* **GOAL**
Repeat the listing that follows, character for character, minus the pictures.

***

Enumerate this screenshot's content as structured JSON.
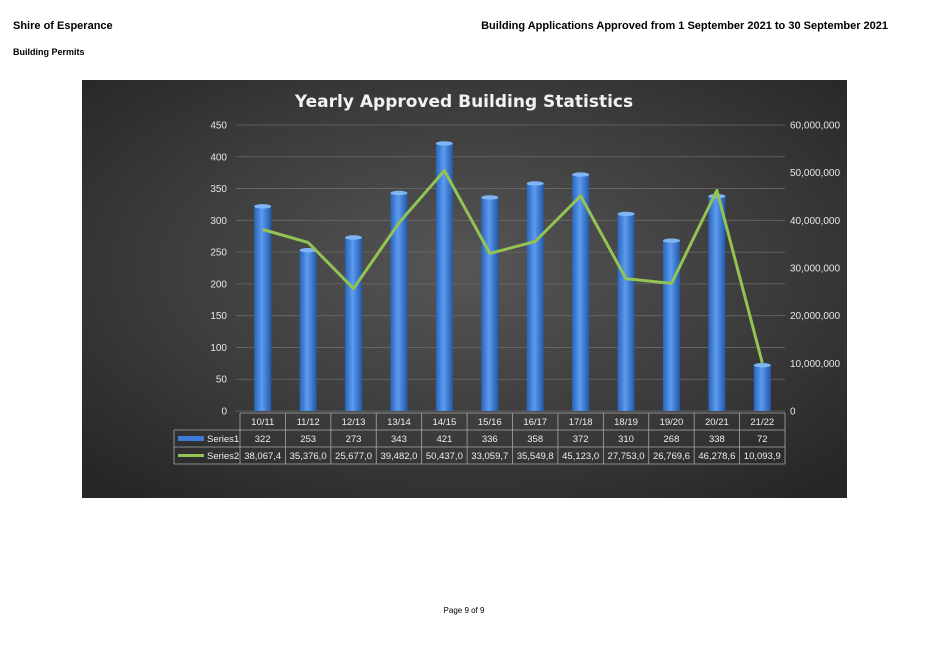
{
  "header": {
    "organisation": "Shire of Esperance",
    "section": "Building Permits",
    "report_title": "Building Applications Approved from 1 September 2021 to 30 September 2021"
  },
  "footer": {
    "page": "Page 9 of 9"
  },
  "chart_data": {
    "type": "bar",
    "title": "Yearly Approved Building Statistics",
    "categories": [
      "10/11",
      "11/12",
      "12/13",
      "13/14",
      "14/15",
      "15/16",
      "16/17",
      "17/18",
      "18/19",
      "19/20",
      "20/21",
      "21/22"
    ],
    "series": [
      {
        "name": "Series1",
        "type": "bar",
        "axis": "left",
        "color": "#3b7dd8",
        "values": [
          322,
          253,
          273,
          343,
          421,
          336,
          358,
          372,
          310,
          268,
          338,
          72
        ],
        "labels": [
          "322",
          "253",
          "273",
          "343",
          "421",
          "336",
          "358",
          "372",
          "310",
          "268",
          "338",
          "72"
        ]
      },
      {
        "name": "Series2",
        "type": "line",
        "axis": "right",
        "color": "#92c353",
        "values": [
          38067400,
          35376000,
          25677000,
          39482000,
          50437000,
          33059700,
          35549800,
          45123000,
          27753000,
          26769600,
          46278600,
          10093900
        ],
        "labels": [
          "38,067,4",
          "35,376,0",
          "25,677,0",
          "39,482,0",
          "50,437,0",
          "33,059,7",
          "35,549,8",
          "45,123,0",
          "27,753,0",
          "26,769,6",
          "46,278,6",
          "10,093,9"
        ]
      }
    ],
    "y_left": {
      "ylim": [
        0,
        450
      ],
      "ticks": [
        "0",
        "50",
        "100",
        "150",
        "200",
        "250",
        "300",
        "350",
        "400",
        "450"
      ]
    },
    "y_right": {
      "ylim": [
        0,
        60000000
      ],
      "ticks": [
        "0",
        "10,000,000",
        "20,000,000",
        "30,000,000",
        "40,000,000",
        "50,000,000",
        "60,000,000"
      ]
    },
    "grid": true,
    "legend": "data-table"
  }
}
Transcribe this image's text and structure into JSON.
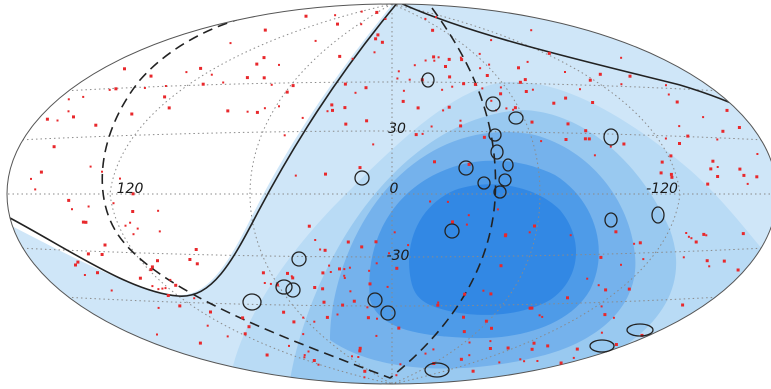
{
  "map": {
    "projection": "aitoff-hammer",
    "coordinate_system": "galactic",
    "grid": true,
    "longitude_labels": [
      {
        "id": "lon-120-left",
        "text": "120"
      },
      {
        "id": "lon-0",
        "text": "0"
      },
      {
        "id": "lon-120-right",
        "text": "-120"
      }
    ],
    "latitude_labels": [
      {
        "id": "lat-30",
        "text": "30"
      },
      {
        "id": "lat-minus-30",
        "text": "-30"
      }
    ]
  },
  "colors": {
    "background": "#ffffff",
    "exposure_level_1": "#cfe6f8",
    "exposure_level_2": "#b0d4f3",
    "exposure_level_3": "#86bded",
    "exposure_level_4": "#5aa4ea",
    "exposure_level_5": "#3a8ee6",
    "exposure_level_6": "#2a7fe2",
    "event_marker": "#e8282c",
    "source_circle": "#222222",
    "grid": "#8a8a8a",
    "boundary_line": "#222222"
  }
}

***

* **EXERCISE RESPONSE**
Enumerate this screenshot's content as structured JSON.
{
  "header": {
    "organisation": "Shire of Esperance",
    "section": "Building Permits",
    "report_title": "Building Applications Approved from 1 September 2021 to 30 September 2021"
  },
  "footer": {
    "page": "Page 9 of 9"
  },
  "chart_data": {
    "type": "bar",
    "title": "Yearly Approved Building Statistics",
    "categories": [
      "10/11",
      "11/12",
      "12/13",
      "13/14",
      "14/15",
      "15/16",
      "16/17",
      "17/18",
      "18/19",
      "19/20",
      "20/21",
      "21/22"
    ],
    "series": [
      {
        "name": "Series1",
        "type": "bar",
        "axis": "left",
        "color": "#3b7dd8",
        "values": [
          322,
          253,
          273,
          343,
          421,
          336,
          358,
          372,
          310,
          268,
          338,
          72
        ],
        "labels": [
          "322",
          "253",
          "273",
          "343",
          "421",
          "336",
          "358",
          "372",
          "310",
          "268",
          "338",
          "72"
        ]
      },
      {
        "name": "Series2",
        "type": "line",
        "axis": "right",
        "color": "#92c353",
        "values": [
          38067400,
          35376000,
          25677000,
          39482000,
          50437000,
          33059700,
          35549800,
          45123000,
          27753000,
          26769600,
          46278600,
          10093900
        ],
        "labels": [
          "38,067,4",
          "35,376,0",
          "25,677,0",
          "39,482,0",
          "50,437,0",
          "33,059,7",
          "35,549,8",
          "45,123,0",
          "27,753,0",
          "26,769,6",
          "46,278,6",
          "10,093,9"
        ]
      }
    ],
    "y_left": {
      "ylim": [
        0,
        450
      ],
      "ticks": [
        "0",
        "50",
        "100",
        "150",
        "200",
        "250",
        "300",
        "350",
        "400",
        "450"
      ]
    },
    "y_right": {
      "ylim": [
        0,
        60000000
      ],
      "ticks": [
        "0",
        "10,000,000",
        "20,000,000",
        "30,000,000",
        "40,000,000",
        "50,000,000",
        "60,000,000"
      ]
    },
    "grid": true,
    "legend": "data-table"
  }
}
Transcribe this image's text and structure into JSON.
{
  "map": {
    "projection": "aitoff-hammer",
    "coordinate_system": "galactic",
    "grid": true,
    "longitude_labels": [
      {
        "id": "lon-120-left",
        "text": "120"
      },
      {
        "id": "lon-0",
        "text": "0"
      },
      {
        "id": "lon-120-right",
        "text": "-120"
      }
    ],
    "latitude_labels": [
      {
        "id": "lat-30",
        "text": "30"
      },
      {
        "id": "lat-minus-30",
        "text": "-30"
      }
    ]
  },
  "colors": {
    "background": "#ffffff",
    "exposure_level_1": "#cfe6f8",
    "exposure_level_2": "#b0d4f3",
    "exposure_level_3": "#86bded",
    "exposure_level_4": "#5aa4ea",
    "exposure_level_5": "#3a8ee6",
    "exposure_level_6": "#2a7fe2",
    "event_marker": "#e8282c",
    "source_circle": "#222222",
    "grid": "#8a8a8a",
    "boundary_line": "#222222"
  }
}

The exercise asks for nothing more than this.